§ **Work to complete**
Restate each entry word for word, leaving nothing out.

§ **Dataset entries**
START

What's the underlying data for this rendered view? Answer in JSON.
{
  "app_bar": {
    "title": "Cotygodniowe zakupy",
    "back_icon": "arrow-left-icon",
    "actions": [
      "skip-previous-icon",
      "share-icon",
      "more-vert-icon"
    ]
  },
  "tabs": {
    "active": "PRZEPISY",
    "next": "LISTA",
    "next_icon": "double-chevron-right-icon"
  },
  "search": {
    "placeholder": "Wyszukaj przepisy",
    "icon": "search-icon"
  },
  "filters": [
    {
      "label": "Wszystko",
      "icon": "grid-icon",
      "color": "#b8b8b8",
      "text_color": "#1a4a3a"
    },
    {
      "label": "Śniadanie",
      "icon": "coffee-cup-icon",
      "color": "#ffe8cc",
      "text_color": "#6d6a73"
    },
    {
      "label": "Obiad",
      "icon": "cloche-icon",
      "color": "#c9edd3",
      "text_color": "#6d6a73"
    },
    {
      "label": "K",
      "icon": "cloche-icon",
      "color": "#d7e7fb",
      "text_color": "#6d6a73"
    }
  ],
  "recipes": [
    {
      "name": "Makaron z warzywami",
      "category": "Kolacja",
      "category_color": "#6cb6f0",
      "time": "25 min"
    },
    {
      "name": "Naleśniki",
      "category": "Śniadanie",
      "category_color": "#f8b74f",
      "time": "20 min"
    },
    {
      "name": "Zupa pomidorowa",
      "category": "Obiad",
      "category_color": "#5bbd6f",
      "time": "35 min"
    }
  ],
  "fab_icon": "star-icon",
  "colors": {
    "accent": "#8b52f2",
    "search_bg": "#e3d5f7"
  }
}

END

§ **Exercise solution**
What's the underlying data for this rendered view? Answer in JSON.
{
  "app_bar": {
    "title": "Cotygodniowe zakupy",
    "back_icon": "arrow-left-icon",
    "actions": [
      "skip-previous-icon",
      "share-icon",
      "more-vert-icon"
    ]
  },
  "tabs": {
    "active": "PRZEPISY",
    "next": "LISTA",
    "next_icon": "double-chevron-right-icon"
  },
  "search": {
    "placeholder": "Wyszukaj przepisy",
    "icon": "search-icon"
  },
  "filters": [
    {
      "label": "Wszystko",
      "icon": "grid-icon",
      "color": "#b8b8b8",
      "text_color": "#1a4a3a"
    },
    {
      "label": "Śniadanie",
      "icon": "coffee-cup-icon",
      "color": "#ffe8cc",
      "text_color": "#6d6a73"
    },
    {
      "label": "Obiad",
      "icon": "cloche-icon",
      "color": "#c9edd3",
      "text_color": "#6d6a73"
    },
    {
      "label": "K",
      "icon": "cloche-icon",
      "color": "#d7e7fb",
      "text_color": "#6d6a73"
    }
  ],
  "recipes": [
    {
      "name": "Makaron z warzywami",
      "category": "Kolacja",
      "category_color": "#6cb6f0",
      "time": "25 min"
    },
    {
      "name": "Naleśniki",
      "category": "Śniadanie",
      "category_color": "#f8b74f",
      "time": "20 min"
    },
    {
      "name": "Zupa pomidorowa",
      "category": "Obiad",
      "category_color": "#5bbd6f",
      "time": "35 min"
    }
  ],
  "fab_icon": "star-icon",
  "colors": {
    "accent": "#8b52f2",
    "search_bg": "#e3d5f7"
  }
}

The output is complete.